_EXERCISE OBJECTIVE:_
Look through the listing below and work out how many of its lines hold the word "Загрузка". Give only the number.

_RECORDS SHOWN:_
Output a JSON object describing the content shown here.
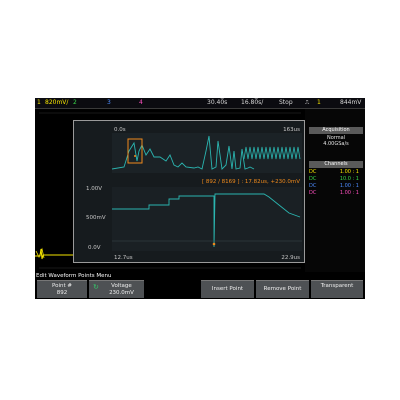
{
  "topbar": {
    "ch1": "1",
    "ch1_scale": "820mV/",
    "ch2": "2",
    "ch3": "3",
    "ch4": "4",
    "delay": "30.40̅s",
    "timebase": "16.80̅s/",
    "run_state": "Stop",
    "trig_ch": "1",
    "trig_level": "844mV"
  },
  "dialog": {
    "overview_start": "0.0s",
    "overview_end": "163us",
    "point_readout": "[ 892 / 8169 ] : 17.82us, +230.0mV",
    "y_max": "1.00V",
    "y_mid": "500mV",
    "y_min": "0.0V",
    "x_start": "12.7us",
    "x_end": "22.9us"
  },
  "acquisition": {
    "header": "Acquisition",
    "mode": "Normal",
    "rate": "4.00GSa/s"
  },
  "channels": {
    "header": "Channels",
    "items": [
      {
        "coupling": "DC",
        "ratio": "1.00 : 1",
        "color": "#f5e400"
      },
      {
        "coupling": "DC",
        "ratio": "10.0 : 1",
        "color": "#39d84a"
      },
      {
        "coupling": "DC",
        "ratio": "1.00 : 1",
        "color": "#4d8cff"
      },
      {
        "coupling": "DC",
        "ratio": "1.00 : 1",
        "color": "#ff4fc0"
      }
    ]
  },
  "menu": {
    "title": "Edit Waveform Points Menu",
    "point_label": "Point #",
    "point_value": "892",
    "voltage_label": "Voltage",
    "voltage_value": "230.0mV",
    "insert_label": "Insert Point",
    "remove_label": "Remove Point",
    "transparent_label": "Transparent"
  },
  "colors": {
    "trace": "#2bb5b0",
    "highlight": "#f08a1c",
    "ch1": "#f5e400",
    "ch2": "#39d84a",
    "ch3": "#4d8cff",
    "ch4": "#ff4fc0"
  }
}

--

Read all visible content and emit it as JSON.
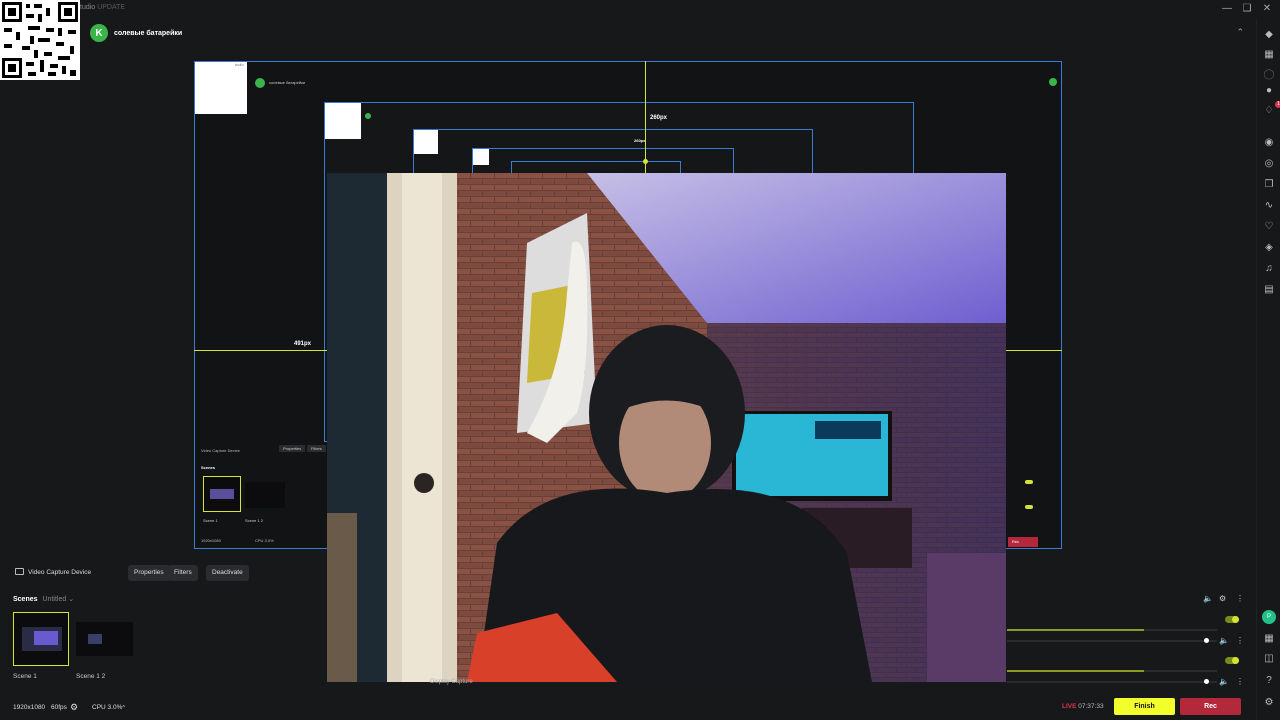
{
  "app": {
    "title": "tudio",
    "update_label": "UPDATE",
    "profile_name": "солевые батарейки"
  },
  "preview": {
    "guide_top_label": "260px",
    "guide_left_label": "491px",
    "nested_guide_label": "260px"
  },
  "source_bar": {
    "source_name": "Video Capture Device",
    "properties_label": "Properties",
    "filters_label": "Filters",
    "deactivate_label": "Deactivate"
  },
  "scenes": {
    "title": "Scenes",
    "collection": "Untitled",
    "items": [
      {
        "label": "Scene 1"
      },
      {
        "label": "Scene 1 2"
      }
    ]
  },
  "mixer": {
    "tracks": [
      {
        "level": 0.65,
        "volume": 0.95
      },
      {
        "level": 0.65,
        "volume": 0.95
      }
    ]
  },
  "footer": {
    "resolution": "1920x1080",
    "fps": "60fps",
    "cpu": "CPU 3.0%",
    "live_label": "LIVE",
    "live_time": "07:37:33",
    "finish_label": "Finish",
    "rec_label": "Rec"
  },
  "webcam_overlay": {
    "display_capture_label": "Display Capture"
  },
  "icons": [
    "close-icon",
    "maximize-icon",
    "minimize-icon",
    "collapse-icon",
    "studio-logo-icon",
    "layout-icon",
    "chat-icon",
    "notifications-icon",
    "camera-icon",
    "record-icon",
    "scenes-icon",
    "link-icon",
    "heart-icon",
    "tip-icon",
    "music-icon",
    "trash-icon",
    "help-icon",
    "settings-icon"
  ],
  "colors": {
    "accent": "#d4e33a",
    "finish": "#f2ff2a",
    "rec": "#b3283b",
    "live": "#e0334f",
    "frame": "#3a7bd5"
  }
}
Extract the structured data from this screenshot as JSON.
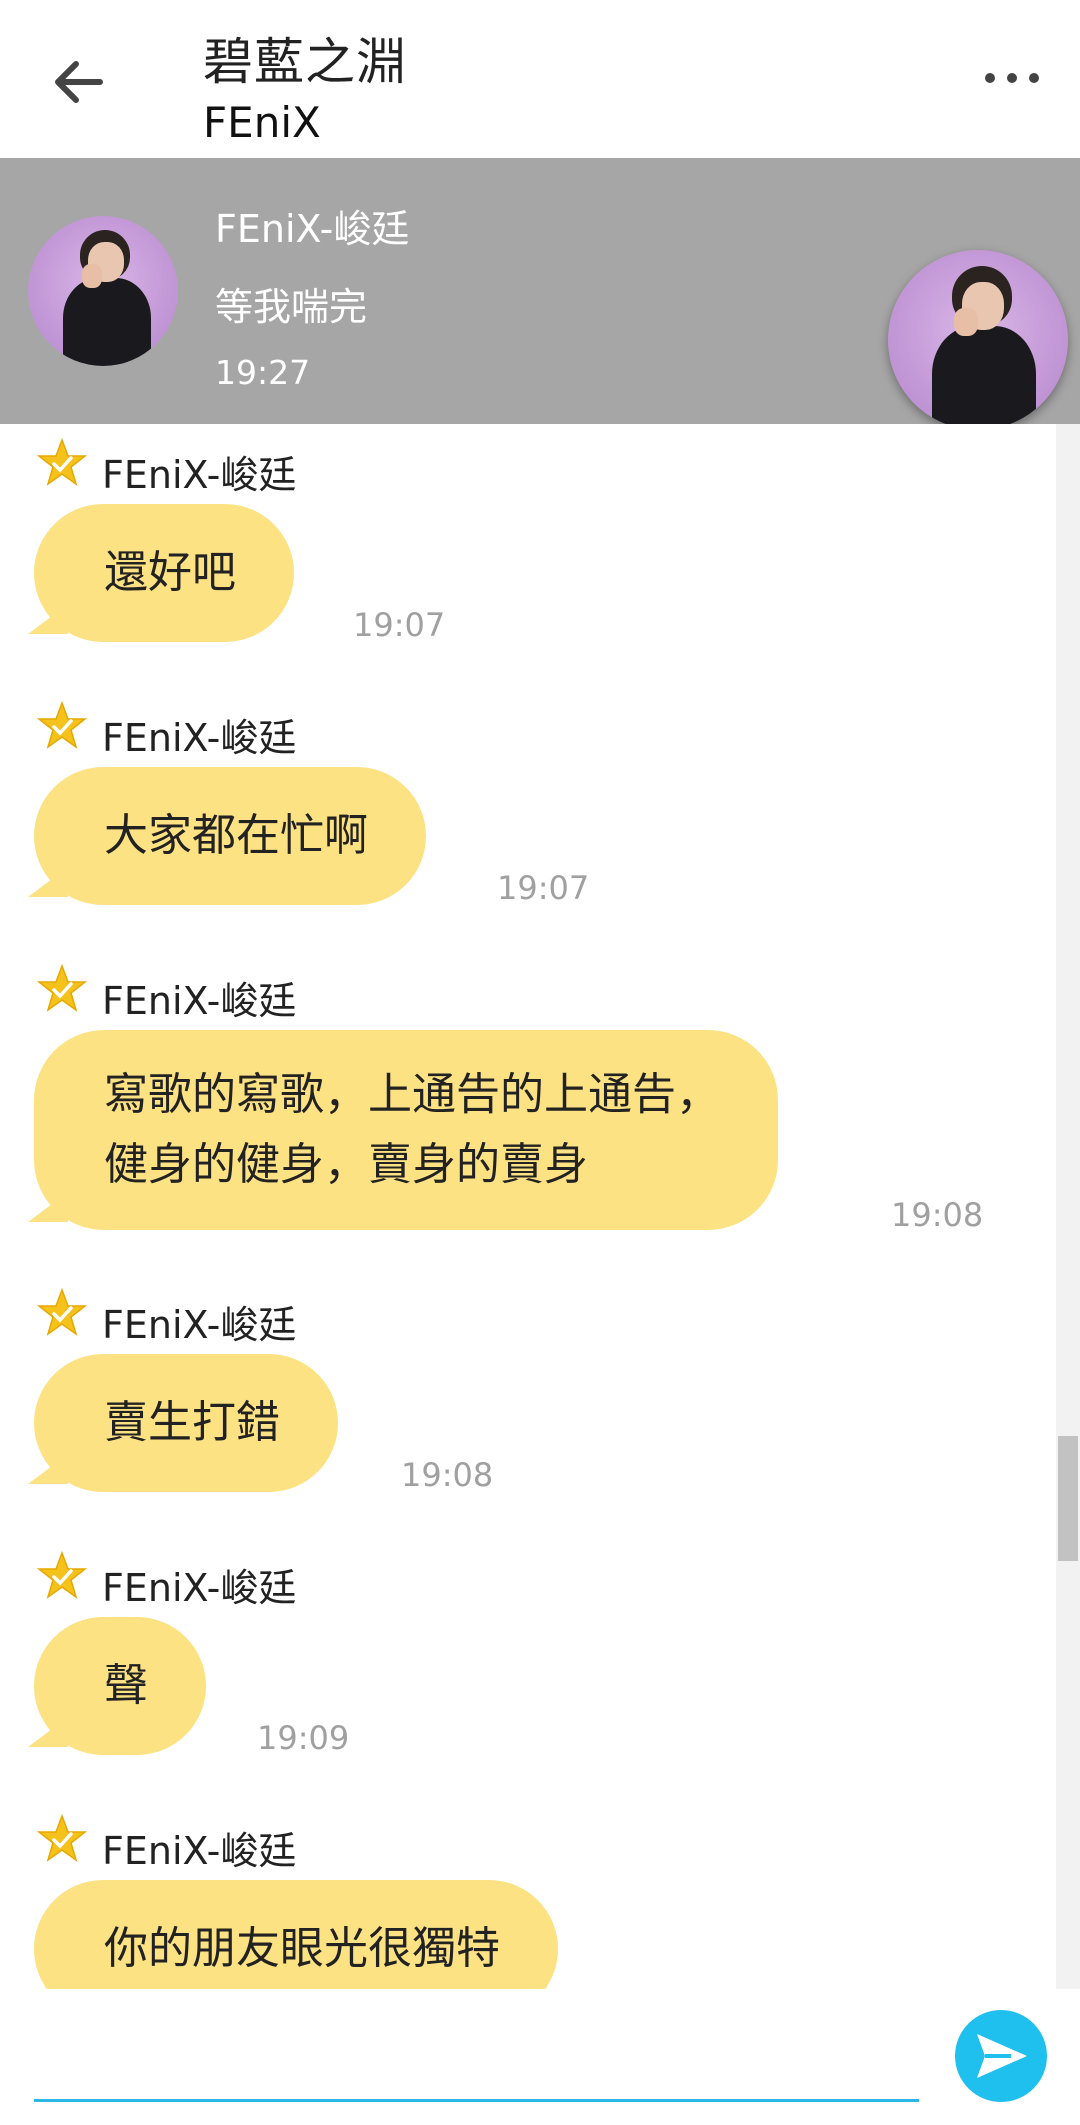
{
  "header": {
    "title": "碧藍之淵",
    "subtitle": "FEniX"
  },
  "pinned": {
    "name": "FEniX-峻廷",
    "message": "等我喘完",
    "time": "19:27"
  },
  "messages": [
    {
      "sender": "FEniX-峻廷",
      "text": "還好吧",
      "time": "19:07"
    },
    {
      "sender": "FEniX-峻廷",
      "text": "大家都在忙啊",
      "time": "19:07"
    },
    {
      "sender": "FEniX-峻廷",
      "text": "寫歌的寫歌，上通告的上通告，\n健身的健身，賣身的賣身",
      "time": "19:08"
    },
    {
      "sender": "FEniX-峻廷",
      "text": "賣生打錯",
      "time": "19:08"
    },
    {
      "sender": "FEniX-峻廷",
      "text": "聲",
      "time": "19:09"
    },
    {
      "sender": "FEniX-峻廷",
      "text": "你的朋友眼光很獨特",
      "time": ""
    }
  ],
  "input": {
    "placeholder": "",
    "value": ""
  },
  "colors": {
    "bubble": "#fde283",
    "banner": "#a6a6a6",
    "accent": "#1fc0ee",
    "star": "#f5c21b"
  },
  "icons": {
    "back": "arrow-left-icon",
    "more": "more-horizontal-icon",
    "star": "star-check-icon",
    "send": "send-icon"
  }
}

* * *

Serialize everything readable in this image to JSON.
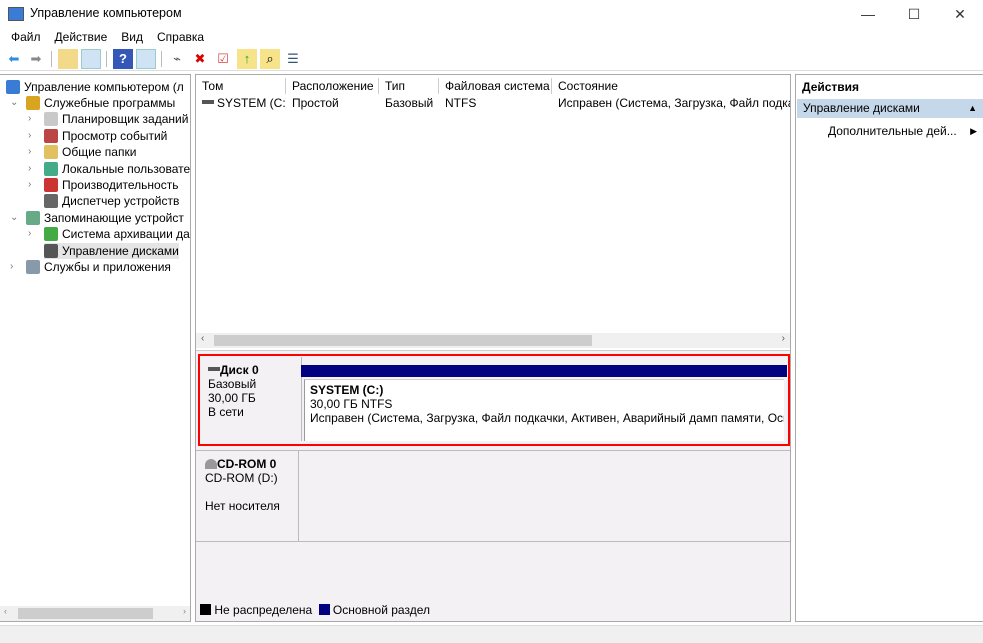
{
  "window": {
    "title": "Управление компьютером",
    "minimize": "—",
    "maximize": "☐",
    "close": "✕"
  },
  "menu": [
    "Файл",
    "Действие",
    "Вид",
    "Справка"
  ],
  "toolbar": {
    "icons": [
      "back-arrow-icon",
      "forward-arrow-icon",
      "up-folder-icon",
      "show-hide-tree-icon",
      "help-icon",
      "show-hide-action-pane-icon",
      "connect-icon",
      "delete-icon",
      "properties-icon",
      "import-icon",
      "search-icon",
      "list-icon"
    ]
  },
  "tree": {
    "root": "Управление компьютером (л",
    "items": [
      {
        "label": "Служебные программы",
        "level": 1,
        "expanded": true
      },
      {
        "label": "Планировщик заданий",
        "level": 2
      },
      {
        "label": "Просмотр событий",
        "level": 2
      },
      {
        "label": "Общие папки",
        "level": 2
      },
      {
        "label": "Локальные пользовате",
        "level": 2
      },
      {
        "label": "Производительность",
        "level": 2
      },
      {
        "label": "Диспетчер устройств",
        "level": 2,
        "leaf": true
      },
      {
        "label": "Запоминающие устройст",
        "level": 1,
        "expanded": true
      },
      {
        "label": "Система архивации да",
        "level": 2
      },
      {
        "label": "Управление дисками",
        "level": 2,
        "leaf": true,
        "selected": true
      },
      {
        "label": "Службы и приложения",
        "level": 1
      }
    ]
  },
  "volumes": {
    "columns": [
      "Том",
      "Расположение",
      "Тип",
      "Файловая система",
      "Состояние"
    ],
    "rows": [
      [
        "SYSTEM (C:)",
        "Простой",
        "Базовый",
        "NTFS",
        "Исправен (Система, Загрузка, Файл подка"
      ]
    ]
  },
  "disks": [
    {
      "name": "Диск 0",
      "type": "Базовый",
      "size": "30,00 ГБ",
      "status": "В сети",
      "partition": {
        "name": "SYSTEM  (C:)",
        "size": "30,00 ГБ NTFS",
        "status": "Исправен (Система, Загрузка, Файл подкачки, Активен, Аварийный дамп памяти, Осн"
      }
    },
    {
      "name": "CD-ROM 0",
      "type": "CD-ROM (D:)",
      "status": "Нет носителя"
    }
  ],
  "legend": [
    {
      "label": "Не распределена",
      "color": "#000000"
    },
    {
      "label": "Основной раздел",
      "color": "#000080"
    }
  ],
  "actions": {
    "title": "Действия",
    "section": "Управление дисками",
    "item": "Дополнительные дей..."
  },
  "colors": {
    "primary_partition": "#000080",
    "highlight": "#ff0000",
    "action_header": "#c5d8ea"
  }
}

_RESULT FOR THIS EXERCISE:_
2